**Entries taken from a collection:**
————

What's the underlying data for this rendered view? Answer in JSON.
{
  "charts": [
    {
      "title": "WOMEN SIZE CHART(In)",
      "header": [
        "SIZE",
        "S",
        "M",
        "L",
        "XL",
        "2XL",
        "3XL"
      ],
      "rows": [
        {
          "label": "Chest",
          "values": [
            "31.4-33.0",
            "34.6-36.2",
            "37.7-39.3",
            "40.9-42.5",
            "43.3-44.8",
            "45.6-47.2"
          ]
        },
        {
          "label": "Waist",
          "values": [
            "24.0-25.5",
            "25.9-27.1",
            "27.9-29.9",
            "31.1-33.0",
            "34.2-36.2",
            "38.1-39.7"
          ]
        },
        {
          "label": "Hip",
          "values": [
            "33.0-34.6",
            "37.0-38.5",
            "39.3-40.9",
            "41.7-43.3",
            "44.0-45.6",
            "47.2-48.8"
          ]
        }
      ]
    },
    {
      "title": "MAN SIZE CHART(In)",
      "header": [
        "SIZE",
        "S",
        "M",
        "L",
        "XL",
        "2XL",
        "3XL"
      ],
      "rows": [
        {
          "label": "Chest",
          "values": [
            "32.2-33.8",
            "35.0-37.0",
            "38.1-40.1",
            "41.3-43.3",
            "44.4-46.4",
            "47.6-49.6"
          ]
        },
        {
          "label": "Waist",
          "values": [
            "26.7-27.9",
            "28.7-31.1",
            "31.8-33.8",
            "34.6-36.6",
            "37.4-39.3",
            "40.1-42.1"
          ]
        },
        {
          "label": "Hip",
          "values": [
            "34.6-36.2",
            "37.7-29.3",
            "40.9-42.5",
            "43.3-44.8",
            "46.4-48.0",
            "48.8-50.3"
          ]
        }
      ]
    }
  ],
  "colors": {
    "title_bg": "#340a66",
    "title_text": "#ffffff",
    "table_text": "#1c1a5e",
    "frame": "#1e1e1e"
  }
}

————

**Directions for this task:**
Using the data above, reproduce every line exactly.

**Solution for this exercise:**
What's the underlying data for this rendered view? Answer in JSON.
{
  "charts": [
    {
      "title": "WOMEN SIZE CHART(In)",
      "header": [
        "SIZE",
        "S",
        "M",
        "L",
        "XL",
        "2XL",
        "3XL"
      ],
      "rows": [
        {
          "label": "Chest",
          "values": [
            "31.4-33.0",
            "34.6-36.2",
            "37.7-39.3",
            "40.9-42.5",
            "43.3-44.8",
            "45.6-47.2"
          ]
        },
        {
          "label": "Waist",
          "values": [
            "24.0-25.5",
            "25.9-27.1",
            "27.9-29.9",
            "31.1-33.0",
            "34.2-36.2",
            "38.1-39.7"
          ]
        },
        {
          "label": "Hip",
          "values": [
            "33.0-34.6",
            "37.0-38.5",
            "39.3-40.9",
            "41.7-43.3",
            "44.0-45.6",
            "47.2-48.8"
          ]
        }
      ]
    },
    {
      "title": "MAN SIZE CHART(In)",
      "header": [
        "SIZE",
        "S",
        "M",
        "L",
        "XL",
        "2XL",
        "3XL"
      ],
      "rows": [
        {
          "label": "Chest",
          "values": [
            "32.2-33.8",
            "35.0-37.0",
            "38.1-40.1",
            "41.3-43.3",
            "44.4-46.4",
            "47.6-49.6"
          ]
        },
        {
          "label": "Waist",
          "values": [
            "26.7-27.9",
            "28.7-31.1",
            "31.8-33.8",
            "34.6-36.6",
            "37.4-39.3",
            "40.1-42.1"
          ]
        },
        {
          "label": "Hip",
          "values": [
            "34.6-36.2",
            "37.7-29.3",
            "40.9-42.5",
            "43.3-44.8",
            "46.4-48.0",
            "48.8-50.3"
          ]
        }
      ]
    }
  ],
  "colors": {
    "title_bg": "#340a66",
    "title_text": "#ffffff",
    "table_text": "#1c1a5e",
    "frame": "#1e1e1e"
  }
}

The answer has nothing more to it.